▸ **Your instructions**:
Write out every single entry exactly.

--- START Input records ---

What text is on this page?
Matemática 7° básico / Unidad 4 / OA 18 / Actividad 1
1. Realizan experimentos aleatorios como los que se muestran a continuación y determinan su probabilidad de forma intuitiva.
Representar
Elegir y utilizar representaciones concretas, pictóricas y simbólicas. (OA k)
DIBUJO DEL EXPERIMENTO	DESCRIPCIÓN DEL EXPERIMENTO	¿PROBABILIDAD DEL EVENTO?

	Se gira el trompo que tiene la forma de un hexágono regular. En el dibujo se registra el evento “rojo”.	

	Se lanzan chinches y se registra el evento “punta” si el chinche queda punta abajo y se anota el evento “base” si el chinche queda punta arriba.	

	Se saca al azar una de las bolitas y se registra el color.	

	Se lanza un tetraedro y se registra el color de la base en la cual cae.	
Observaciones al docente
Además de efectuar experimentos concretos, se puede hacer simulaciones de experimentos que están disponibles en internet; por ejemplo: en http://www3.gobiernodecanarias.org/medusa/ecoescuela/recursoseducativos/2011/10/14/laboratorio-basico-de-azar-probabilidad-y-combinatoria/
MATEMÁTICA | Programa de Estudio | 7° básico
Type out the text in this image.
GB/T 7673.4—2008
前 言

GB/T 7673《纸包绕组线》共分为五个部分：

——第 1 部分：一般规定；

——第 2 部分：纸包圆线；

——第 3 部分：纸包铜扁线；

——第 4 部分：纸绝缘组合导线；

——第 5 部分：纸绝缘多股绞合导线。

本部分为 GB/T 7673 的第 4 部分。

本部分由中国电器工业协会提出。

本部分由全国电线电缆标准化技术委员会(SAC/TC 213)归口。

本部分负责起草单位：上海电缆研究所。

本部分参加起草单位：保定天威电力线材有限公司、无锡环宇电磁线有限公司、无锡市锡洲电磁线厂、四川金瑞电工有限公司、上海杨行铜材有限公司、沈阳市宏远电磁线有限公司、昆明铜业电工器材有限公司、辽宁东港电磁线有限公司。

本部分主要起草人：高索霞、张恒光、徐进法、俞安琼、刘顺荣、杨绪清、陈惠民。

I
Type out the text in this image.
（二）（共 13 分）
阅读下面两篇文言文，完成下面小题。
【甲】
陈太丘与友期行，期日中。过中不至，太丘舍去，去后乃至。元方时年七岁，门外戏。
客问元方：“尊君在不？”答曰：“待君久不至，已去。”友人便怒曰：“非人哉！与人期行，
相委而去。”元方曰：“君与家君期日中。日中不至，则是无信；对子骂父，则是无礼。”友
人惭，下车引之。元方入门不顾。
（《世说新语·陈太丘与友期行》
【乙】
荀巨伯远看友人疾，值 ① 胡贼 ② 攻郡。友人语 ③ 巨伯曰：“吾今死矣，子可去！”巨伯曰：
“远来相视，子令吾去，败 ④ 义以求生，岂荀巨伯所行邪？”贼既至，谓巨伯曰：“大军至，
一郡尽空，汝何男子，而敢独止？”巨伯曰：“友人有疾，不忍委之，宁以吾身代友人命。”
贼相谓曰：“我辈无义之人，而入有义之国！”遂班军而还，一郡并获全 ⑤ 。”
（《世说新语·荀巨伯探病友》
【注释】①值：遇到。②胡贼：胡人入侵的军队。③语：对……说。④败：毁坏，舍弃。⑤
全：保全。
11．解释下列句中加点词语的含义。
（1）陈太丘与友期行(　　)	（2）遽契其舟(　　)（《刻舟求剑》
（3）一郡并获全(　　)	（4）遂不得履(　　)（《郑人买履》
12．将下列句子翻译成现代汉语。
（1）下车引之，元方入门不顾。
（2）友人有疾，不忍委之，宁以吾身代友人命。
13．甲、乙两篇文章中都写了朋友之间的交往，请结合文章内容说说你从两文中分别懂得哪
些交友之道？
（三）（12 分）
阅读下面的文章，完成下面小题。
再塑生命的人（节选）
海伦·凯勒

--- END Input records ---

▸ **Exercise result**:
What text is on this page?
Matemática 7° básico / Unidad 4 / OA 18 / Actividad 1
1. Realizan experimentos aleatorios como los que se muestran a continuación y determinan su probabilidad de forma intuitiva.
Representar
Elegir y utilizar representaciones concretas, pictóricas y simbólicas. (OA k)
DIBUJO DEL EXPERIMENTO	DESCRIPCIÓN DEL EXPERIMENTO	¿PROBABILIDAD DEL EVENTO?

	Se gira el trompo que tiene la forma de un hexágono regular. En el dibujo se registra el evento “rojo”.	

	Se lanzan chinches y se registra el evento “punta” si el chinche queda punta abajo y se anota el evento “base” si el chinche queda punta arriba.	

	Se saca al azar una de las bolitas y se registra el color.	

	Se lanza un tetraedro y se registra el color de la base en la cual cae.	
Observaciones al docente
Además de efectuar experimentos concretos, se puede hacer simulaciones de experimentos que están disponibles en internet; por ejemplo: en http://www3.gobiernodecanarias.org/medusa/ecoescuela/recursoseducativos/2011/10/14/laboratorio-basico-de-azar-probabilidad-y-combinatoria/
MATEMÁTICA | Programa de Estudio | 7° básico
Type out the text in this image.
GB/T 7673.4—2008
前 言

GB/T 7673《纸包绕组线》共分为五个部分：

——第 1 部分：一般规定；

——第 2 部分：纸包圆线；

——第 3 部分：纸包铜扁线；

——第 4 部分：纸绝缘组合导线；

——第 5 部分：纸绝缘多股绞合导线。

本部分为 GB/T 7673 的第 4 部分。

本部分由中国电器工业协会提出。

本部分由全国电线电缆标准化技术委员会(SAC/TC 213)归口。

本部分负责起草单位：上海电缆研究所。

本部分参加起草单位：保定天威电力线材有限公司、无锡环宇电磁线有限公司、无锡市锡洲电磁线厂、四川金瑞电工有限公司、上海杨行铜材有限公司、沈阳市宏远电磁线有限公司、昆明铜业电工器材有限公司、辽宁东港电磁线有限公司。

本部分主要起草人：高索霞、张恒光、徐进法、俞安琼、刘顺荣、杨绪清、陈惠民。

I
Type out the text in this image.
（二）（共 13 分）
阅读下面两篇文言文，完成下面小题。
【甲】
陈太丘与友期行，期日中。过中不至，太丘舍去，去后乃至。元方时年七岁，门外戏。
客问元方：“尊君在不？”答曰：“待君久不至，已去。”友人便怒曰：“非人哉！与人期行，
相委而去。”元方曰：“君与家君期日中。日中不至，则是无信；对子骂父，则是无礼。”友
人惭，下车引之。元方入门不顾。
（《世说新语·陈太丘与友期行》
【乙】
荀巨伯远看友人疾，值 ① 胡贼 ② 攻郡。友人语 ③ 巨伯曰：“吾今死矣，子可去！”巨伯曰：
“远来相视，子令吾去，败 ④ 义以求生，岂荀巨伯所行邪？”贼既至，谓巨伯曰：“大军至，
一郡尽空，汝何男子，而敢独止？”巨伯曰：“友人有疾，不忍委之，宁以吾身代友人命。”
贼相谓曰：“我辈无义之人，而入有义之国！”遂班军而还，一郡并获全 ⑤ 。”
（《世说新语·荀巨伯探病友》
【注释】①值：遇到。②胡贼：胡人入侵的军队。③语：对……说。④败：毁坏，舍弃。⑤
全：保全。
11．解释下列句中加点词语的含义。
（1）陈太丘与友期行(　　)	（2）遽契其舟(　　)（《刻舟求剑》
（3）一郡并获全(　　)	（4）遂不得履(　　)（《郑人买履》
12．将下列句子翻译成现代汉语。
（1）下车引之，元方入门不顾。
（2）友人有疾，不忍委之，宁以吾身代友人命。
13．甲、乙两篇文章中都写了朋友之间的交往，请结合文章内容说说你从两文中分别懂得哪
些交友之道？
（三）（12 分）
阅读下面的文章，完成下面小题。
再塑生命的人（节选）
海伦·凯勒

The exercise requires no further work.